#### Required work
Collect all lines containing the word "Naudascher" from the data.

#### Task input
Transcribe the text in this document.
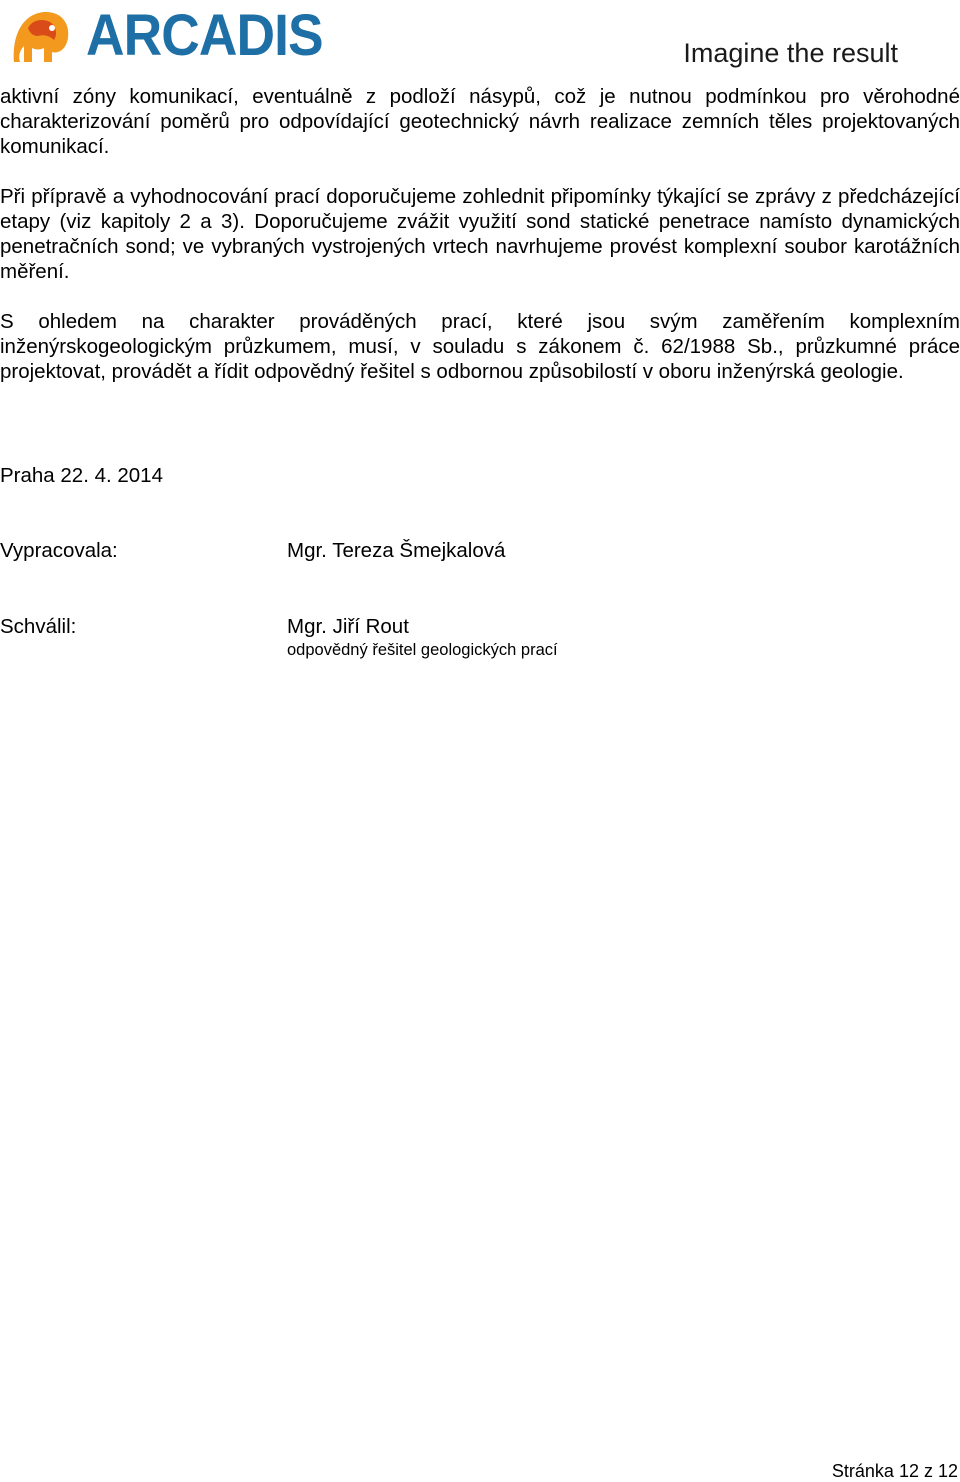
ARCADIS	Imagine the result

aktivní zóny komunikací, eventuálně z podloží násypů, což je nutnou podmínkou pro věrohodné charakterizování poměrů pro odpovídající geotechnický návrh realizace zemních těles projektovaných komunikací.

Při přípravě a vyhodnocování prací doporučujeme zohlednit připomínky týkající se zprávy z předcházející etapy (viz kapitoly 2 a 3). Doporučujeme zvážit využití sond statické penetrace namísto dynamických penetračních sond; ve vybraných vystrojených vrtech navrhujeme provést komplexní soubor karotážních měření.

S ohledem na charakter prováděných prací, které jsou svým zaměřením komplexním inženýrskogeologickým průzkumem, musí, v souladu s zákonem č. 62/1988 Sb., průzkumné práce projektovat, provádět a řídit odpovědný řešitel s odbornou způsobilostí v oboru inženýrská geologie.

Praha 22. 4. 2014
Vypracovala:	Mgr. Tereza Šmejkalová
Schválil:	Mgr. Jiří Rout
odpovědný řešitel geologických prací
Stránka 12 z 12
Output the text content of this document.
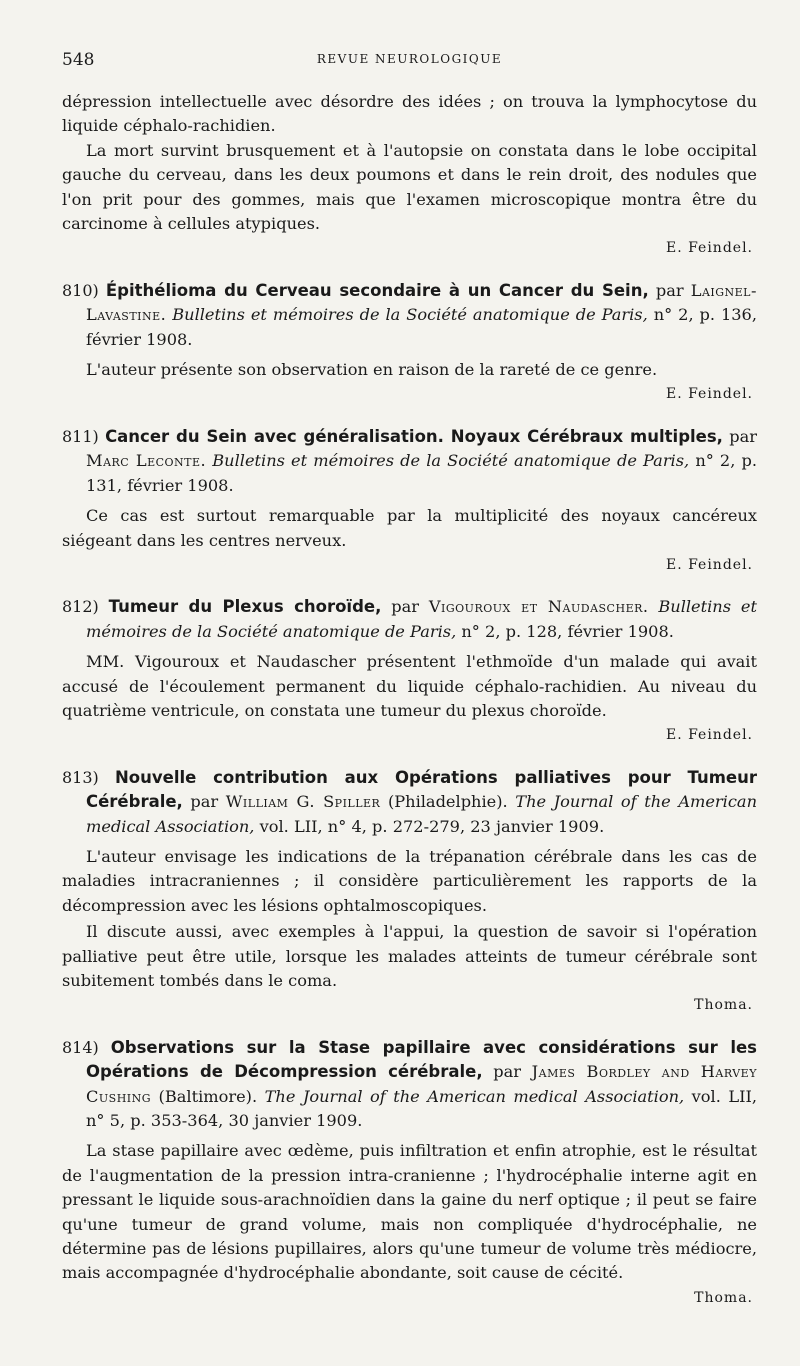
548	REVUE NEUROLOGIQUE

dépression intellectuelle avec désordre des idées ; on trouva la lymphocytose du liquide céphalo-rachidien.

La mort survint brusquement et à l'autopsie on constata dans le lobe occipital gauche du cerveau, dans les deux poumons et dans le rein droit, des nodules que l'on prit pour des gommes, mais que l'examen microscopique montra être du carcinome à cellules atypiques.

E. Feindel.

810) Épithélioma du Cerveau secondaire à un Cancer du Sein, par Laignel-Lavastine. Bulletins et mémoires de la Société anatomique de Paris, n° 2, p. 136, février 1908.

L'auteur présente son observation en raison de la rareté de ce genre.

E. Feindel.

811) Cancer du Sein avec généralisation. Noyaux Cérébraux multiples, par Marc Leconte. Bulletins et mémoires de la Société anatomique de Paris, n° 2, p. 131, février 1908.

Ce cas est surtout remarquable par la multiplicité des noyaux cancéreux siégeant dans les centres nerveux.

E. Feindel.

812) Tumeur du Plexus choroïde, par Vigouroux et Naudascher. Bulletins et mémoires de la Société anatomique de Paris, n° 2, p. 128, février 1908.

MM. Vigouroux et Naudascher présentent l'ethmoïde d'un malade qui avait accusé de l'écoulement permanent du liquide céphalo-rachidien. Au niveau du quatrième ventricule, on constata une tumeur du plexus choroïde.

E. Feindel.

813) Nouvelle contribution aux Opérations palliatives pour Tumeur Cérébrale, par William G. Spiller (Philadelphie). The Journal of the American medical Association, vol. LII, n° 4, p. 272-279, 23 janvier 1909.

L'auteur envisage les indications de la trépanation cérébrale dans les cas de maladies intracraniennes ; il considère particulièrement les rapports de la décompression avec les lésions ophtalmoscopiques.

Il discute aussi, avec exemples à l'appui, la question de savoir si l'opération palliative peut être utile, lorsque les malades atteints de tumeur cérébrale sont subitement tombés dans le coma.

Thoma.

814) Observations sur la Stase papillaire avec considérations sur les Opérations de Décompression cérébrale, par James Bordley and Harvey Cushing (Baltimore). The Journal of the American medical Association, vol. LII, n° 5, p. 353-364, 30 janvier 1909.

La stase papillaire avec œdème, puis infiltration et enfin atrophie, est le résultat de l'augmentation de la pression intra-cranienne ; l'hydrocéphalie interne agit en pressant le liquide sous-arachnoïdien dans la gaine du nerf optique ; il peut se faire qu'une tumeur de grand volume, mais non compliquée d'hydrocéphalie, ne détermine pas de lésions pupillaires, alors qu'une tumeur de volume très médiocre, mais accompagnée d'hydrocéphalie abondante, soit cause de cécité.

Thoma.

#### Solved problem
812) Tumeur du Plexus choroïde, par Vigouroux et Naudascher. Bulletins et mémoires de la Société anatomique de Paris, n° 2, p. 128, février 1908.
MM. Vigouroux et Naudascher présentent l'ethmoïde d'un malade qui avait accusé de l'écoulement permanent du liquide céphalo-rachidien. Au niveau du quatrième ventricule, on constata une tumeur du plexus choroïde.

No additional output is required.